PROBLEM REQUIREMENTS » Find the lines below that contain the string "name". Copy each one.
================
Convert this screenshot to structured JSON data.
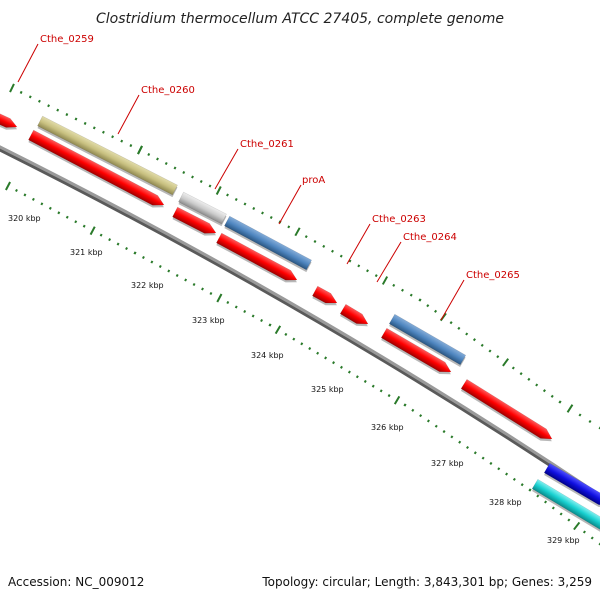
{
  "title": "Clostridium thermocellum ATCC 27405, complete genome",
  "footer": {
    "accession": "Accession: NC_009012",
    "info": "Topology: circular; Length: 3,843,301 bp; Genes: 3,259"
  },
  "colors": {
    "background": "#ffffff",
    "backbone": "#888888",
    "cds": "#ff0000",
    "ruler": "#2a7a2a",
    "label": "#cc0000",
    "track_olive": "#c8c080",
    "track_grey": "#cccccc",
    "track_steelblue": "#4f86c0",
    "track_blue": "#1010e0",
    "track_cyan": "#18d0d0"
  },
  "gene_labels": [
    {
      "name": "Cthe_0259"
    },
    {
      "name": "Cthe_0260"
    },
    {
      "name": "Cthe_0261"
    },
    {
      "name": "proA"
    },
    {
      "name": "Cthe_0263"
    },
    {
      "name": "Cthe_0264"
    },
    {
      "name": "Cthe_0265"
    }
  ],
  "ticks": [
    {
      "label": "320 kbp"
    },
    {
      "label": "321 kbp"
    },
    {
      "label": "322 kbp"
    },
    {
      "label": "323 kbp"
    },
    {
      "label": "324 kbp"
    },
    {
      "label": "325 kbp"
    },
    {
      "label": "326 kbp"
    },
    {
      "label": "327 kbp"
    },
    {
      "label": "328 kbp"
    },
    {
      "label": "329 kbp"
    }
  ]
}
================
EXPECTED OUTPUT »
      "name": "Cthe_0259"
      "name": "Cthe_0260"
      "name": "Cthe_0261"
      "name": "proA"
      "name": "Cthe_0263"
      "name": "Cthe_0264"
      "name": "Cthe_0265"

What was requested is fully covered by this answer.